▶ _Problem requirements_: Find every line of the listing below where "dass" appears, and copy it.

▶ _Data lines_:
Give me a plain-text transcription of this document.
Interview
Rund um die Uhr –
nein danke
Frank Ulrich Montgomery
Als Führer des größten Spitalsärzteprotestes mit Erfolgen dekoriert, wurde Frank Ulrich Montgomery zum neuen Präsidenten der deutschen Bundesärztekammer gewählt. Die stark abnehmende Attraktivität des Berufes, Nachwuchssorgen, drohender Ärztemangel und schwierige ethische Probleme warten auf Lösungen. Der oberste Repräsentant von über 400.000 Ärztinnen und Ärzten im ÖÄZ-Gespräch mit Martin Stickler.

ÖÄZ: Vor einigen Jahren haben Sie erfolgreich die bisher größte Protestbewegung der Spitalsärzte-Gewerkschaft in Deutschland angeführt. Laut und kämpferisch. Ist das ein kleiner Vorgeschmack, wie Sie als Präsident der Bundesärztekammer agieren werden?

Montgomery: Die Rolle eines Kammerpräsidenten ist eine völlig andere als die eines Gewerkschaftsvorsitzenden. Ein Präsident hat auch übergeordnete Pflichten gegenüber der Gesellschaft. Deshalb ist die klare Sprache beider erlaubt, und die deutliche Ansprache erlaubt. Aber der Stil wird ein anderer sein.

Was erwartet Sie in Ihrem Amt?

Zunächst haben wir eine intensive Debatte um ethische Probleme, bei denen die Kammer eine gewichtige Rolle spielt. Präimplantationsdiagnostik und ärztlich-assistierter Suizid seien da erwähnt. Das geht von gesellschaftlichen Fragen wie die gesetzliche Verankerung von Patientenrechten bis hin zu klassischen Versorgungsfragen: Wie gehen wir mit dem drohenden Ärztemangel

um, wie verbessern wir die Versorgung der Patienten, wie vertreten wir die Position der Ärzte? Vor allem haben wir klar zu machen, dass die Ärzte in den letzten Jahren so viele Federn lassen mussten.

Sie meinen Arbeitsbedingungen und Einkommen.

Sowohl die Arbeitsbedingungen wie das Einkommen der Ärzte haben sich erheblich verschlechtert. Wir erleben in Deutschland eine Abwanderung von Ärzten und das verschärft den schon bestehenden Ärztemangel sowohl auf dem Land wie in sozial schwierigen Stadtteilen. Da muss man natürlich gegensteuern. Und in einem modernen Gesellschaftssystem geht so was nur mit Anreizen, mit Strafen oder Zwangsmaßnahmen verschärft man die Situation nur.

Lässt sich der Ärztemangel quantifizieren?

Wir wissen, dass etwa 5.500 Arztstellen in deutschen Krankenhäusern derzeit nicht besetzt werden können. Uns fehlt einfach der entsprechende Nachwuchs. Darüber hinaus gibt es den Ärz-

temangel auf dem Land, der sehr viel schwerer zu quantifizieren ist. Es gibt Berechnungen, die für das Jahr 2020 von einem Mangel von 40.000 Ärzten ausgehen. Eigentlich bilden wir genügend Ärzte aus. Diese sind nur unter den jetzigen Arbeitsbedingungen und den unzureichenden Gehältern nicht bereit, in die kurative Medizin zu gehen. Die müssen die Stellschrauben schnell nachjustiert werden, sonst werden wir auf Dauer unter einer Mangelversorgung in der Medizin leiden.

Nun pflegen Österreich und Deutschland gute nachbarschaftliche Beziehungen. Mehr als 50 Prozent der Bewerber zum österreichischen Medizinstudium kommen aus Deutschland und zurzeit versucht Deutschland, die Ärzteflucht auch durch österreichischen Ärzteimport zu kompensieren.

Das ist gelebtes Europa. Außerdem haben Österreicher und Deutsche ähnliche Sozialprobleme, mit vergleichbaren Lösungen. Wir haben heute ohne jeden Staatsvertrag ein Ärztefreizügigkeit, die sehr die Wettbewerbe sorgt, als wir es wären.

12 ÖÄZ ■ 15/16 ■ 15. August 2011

▶ _The solution_:
um, wie verbessern wir die Versorgung der Patienten, wie vertreten wir die Position der Ärzte? Vor allem haben wir klar zu machen, dass die Ärzte in den letzten Jahren so viele Federn lassen mussten.
Wir wissen, dass etwa 5.500 Arztstellen in deutschen Krankenhäusern derzeit nicht besetzt werden können. Uns fehlt einfach der entsprechende Nachwuchs. Darüber hinaus gibt es den Ärz-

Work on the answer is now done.